[START Rows]
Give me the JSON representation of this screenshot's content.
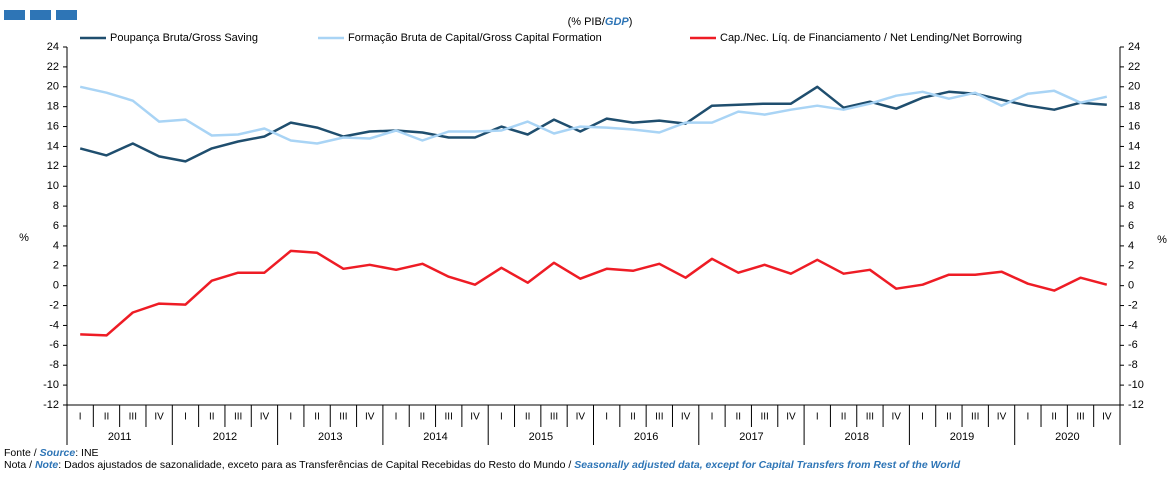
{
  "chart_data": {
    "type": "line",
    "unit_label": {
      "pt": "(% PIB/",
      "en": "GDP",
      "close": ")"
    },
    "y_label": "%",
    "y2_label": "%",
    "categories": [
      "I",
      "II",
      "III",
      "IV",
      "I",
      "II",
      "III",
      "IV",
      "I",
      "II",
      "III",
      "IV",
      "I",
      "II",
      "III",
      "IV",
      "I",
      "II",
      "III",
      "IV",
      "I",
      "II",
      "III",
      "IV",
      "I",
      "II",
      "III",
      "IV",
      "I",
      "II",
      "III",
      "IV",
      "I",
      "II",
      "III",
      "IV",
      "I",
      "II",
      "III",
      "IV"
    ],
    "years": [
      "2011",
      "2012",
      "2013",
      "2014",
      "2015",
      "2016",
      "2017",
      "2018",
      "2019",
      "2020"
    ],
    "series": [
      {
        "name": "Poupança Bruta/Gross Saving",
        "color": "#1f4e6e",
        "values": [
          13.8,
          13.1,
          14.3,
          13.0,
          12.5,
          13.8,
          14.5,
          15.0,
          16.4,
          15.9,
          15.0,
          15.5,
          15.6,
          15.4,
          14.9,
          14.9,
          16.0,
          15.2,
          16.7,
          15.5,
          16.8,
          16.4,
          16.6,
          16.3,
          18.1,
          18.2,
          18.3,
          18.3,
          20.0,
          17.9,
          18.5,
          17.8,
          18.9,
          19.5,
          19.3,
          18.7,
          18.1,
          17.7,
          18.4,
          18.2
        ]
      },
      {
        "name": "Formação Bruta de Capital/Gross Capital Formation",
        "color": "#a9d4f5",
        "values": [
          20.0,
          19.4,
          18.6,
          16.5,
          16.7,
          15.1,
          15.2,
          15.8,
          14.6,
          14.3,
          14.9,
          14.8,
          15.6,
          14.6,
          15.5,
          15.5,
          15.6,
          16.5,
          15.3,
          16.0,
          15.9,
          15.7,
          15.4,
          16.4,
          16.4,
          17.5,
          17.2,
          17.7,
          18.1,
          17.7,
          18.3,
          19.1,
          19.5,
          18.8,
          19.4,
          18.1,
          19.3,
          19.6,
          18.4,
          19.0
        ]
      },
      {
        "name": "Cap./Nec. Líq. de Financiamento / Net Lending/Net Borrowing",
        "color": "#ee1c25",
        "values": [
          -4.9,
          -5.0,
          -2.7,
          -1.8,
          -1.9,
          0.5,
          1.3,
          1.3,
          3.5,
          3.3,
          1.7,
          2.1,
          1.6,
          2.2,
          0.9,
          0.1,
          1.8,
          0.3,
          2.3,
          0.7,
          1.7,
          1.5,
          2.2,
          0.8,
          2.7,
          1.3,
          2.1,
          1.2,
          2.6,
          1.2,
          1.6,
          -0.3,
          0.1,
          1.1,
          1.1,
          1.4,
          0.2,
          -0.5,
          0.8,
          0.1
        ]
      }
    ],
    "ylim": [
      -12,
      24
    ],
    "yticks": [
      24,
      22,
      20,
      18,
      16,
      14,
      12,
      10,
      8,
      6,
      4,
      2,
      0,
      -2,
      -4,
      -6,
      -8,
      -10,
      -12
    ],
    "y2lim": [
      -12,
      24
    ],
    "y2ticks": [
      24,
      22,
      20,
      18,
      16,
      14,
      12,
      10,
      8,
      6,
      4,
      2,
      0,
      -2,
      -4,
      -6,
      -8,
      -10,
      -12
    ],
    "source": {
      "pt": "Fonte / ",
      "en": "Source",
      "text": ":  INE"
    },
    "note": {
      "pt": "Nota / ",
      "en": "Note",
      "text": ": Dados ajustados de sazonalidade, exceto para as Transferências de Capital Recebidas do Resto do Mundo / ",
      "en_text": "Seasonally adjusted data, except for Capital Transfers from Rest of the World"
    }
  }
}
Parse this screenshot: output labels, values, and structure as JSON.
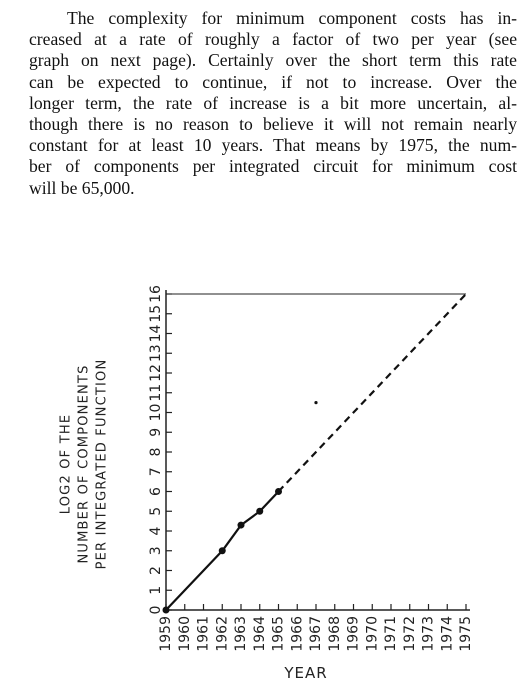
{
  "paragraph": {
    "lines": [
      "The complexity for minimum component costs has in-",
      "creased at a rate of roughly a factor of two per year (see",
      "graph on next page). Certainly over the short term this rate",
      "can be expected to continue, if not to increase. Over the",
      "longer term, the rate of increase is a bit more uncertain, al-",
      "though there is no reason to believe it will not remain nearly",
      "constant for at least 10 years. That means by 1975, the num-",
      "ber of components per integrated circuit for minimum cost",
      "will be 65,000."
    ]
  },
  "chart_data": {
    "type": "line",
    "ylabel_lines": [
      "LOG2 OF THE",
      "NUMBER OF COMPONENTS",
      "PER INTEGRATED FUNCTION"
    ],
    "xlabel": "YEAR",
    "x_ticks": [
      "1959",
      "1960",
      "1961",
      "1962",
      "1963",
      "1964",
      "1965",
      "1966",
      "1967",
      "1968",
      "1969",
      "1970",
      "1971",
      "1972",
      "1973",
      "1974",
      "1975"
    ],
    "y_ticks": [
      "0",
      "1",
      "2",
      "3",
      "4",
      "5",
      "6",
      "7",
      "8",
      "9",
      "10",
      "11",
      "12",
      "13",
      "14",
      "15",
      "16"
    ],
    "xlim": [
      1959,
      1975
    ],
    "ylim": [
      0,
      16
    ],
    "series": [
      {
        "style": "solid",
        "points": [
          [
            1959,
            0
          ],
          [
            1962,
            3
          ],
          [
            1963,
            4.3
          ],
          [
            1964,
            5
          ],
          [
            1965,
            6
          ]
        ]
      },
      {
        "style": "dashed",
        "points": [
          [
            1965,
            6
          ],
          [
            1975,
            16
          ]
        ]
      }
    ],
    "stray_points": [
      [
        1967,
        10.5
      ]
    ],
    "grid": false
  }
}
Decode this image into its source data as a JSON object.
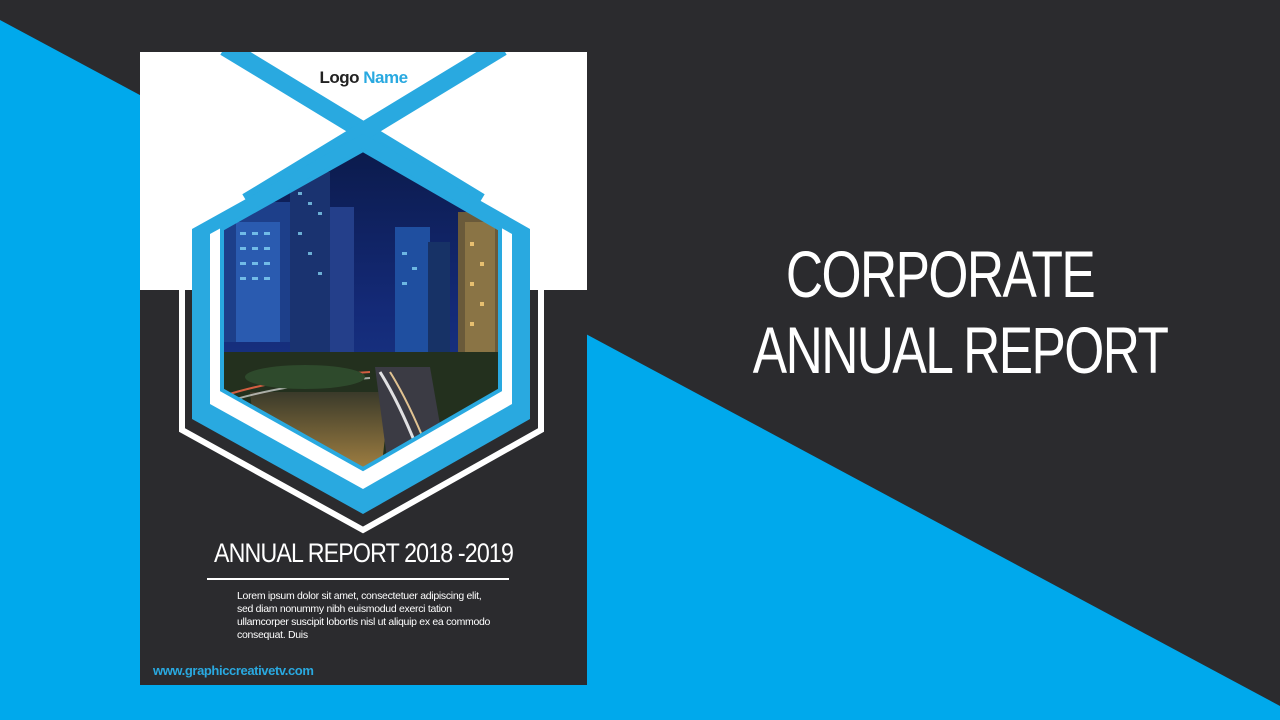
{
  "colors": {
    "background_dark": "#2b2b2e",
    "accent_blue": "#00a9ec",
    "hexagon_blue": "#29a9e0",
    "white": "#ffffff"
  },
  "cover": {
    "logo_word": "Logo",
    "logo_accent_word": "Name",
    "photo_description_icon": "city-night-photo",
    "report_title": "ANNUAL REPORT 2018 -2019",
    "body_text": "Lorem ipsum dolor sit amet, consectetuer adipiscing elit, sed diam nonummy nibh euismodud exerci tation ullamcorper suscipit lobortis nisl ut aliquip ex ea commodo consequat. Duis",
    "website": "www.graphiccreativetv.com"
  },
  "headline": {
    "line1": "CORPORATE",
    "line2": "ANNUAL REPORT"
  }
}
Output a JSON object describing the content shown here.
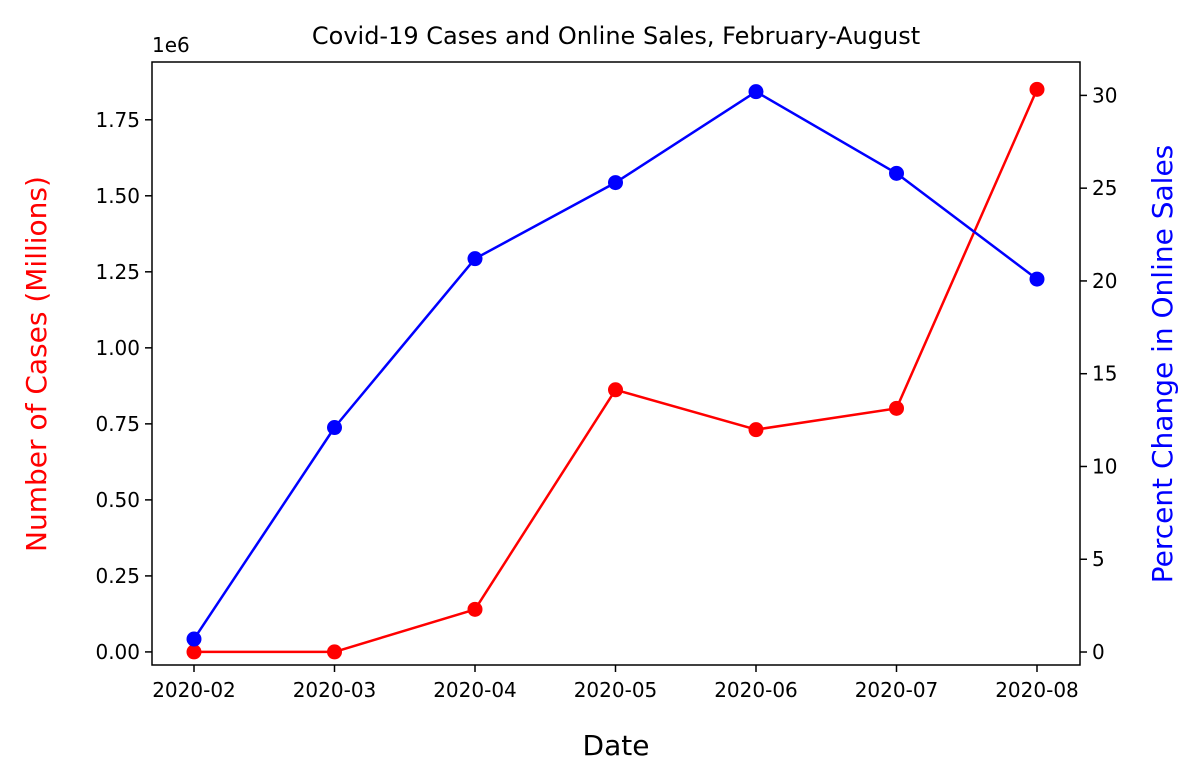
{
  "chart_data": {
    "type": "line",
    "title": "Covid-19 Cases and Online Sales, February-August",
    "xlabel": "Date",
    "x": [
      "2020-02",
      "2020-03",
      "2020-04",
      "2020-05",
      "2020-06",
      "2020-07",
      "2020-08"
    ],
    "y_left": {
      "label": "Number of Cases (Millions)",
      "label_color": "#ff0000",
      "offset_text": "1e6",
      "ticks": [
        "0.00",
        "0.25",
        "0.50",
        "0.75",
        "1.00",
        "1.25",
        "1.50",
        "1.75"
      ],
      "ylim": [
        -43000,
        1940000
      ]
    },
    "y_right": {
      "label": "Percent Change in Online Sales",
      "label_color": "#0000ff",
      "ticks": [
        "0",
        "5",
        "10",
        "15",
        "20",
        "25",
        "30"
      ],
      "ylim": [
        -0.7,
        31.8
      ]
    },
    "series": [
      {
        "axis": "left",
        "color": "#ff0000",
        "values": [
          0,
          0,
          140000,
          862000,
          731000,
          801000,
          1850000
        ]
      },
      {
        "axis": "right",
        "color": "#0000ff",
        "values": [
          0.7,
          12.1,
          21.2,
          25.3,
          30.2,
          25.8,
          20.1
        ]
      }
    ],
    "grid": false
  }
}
[END Rows]
### Objective
Copy each line containing the word "ANNUAL" from the data.

### Result of the task
    "report_title": "ANNUAL REPORT 2018 -2019",
    "line2": "ANNUAL REPORT"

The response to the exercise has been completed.